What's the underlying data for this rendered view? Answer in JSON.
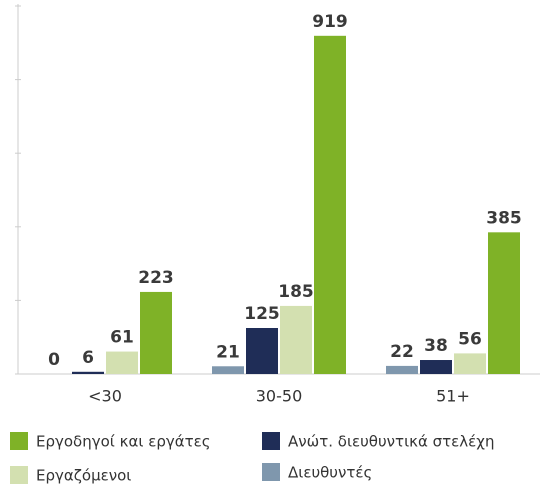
{
  "chart_data": {
    "type": "bar",
    "categories": [
      "<30",
      "30-50",
      "51+"
    ],
    "series": [
      {
        "name": "Διευθυντές",
        "color": "#7f97ad",
        "values": [
          0,
          21,
          22
        ]
      },
      {
        "name": "Ανώτ. διευθυντικά στελέχη",
        "color": "#1f2d57",
        "values": [
          6,
          125,
          38
        ]
      },
      {
        "name": "Εργαζόμενοι",
        "color": "#d3e0b0",
        "values": [
          61,
          185,
          56
        ]
      },
      {
        "name": "Εργοδηγοί και εργάτες",
        "color": "#7fb227",
        "values": [
          223,
          919,
          385
        ]
      }
    ],
    "ylim": [
      0,
      1000
    ],
    "yticks": [
      0,
      200,
      400,
      600,
      800,
      1000
    ]
  }
}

◇ ◇ ◇ ◇ ◇ ◇ ◇

_Exercise directions_: Every line of the data above should be quoted exactly. Omit the pictures.

_Reply_:
What's the underlying data for this rendered view? Answer in JSON.
{
  "chart_data": {
    "type": "bar",
    "categories": [
      "<30",
      "30-50",
      "51+"
    ],
    "series": [
      {
        "name": "Διευθυντές",
        "color": "#7f97ad",
        "values": [
          0,
          21,
          22
        ]
      },
      {
        "name": "Ανώτ. διευθυντικά στελέχη",
        "color": "#1f2d57",
        "values": [
          6,
          125,
          38
        ]
      },
      {
        "name": "Εργαζόμενοι",
        "color": "#d3e0b0",
        "values": [
          61,
          185,
          56
        ]
      },
      {
        "name": "Εργοδηγοί και εργάτες",
        "color": "#7fb227",
        "values": [
          223,
          919,
          385
        ]
      }
    ],
    "ylim": [
      0,
      1000
    ],
    "yticks": [
      0,
      200,
      400,
      600,
      800,
      1000
    ]
  }
}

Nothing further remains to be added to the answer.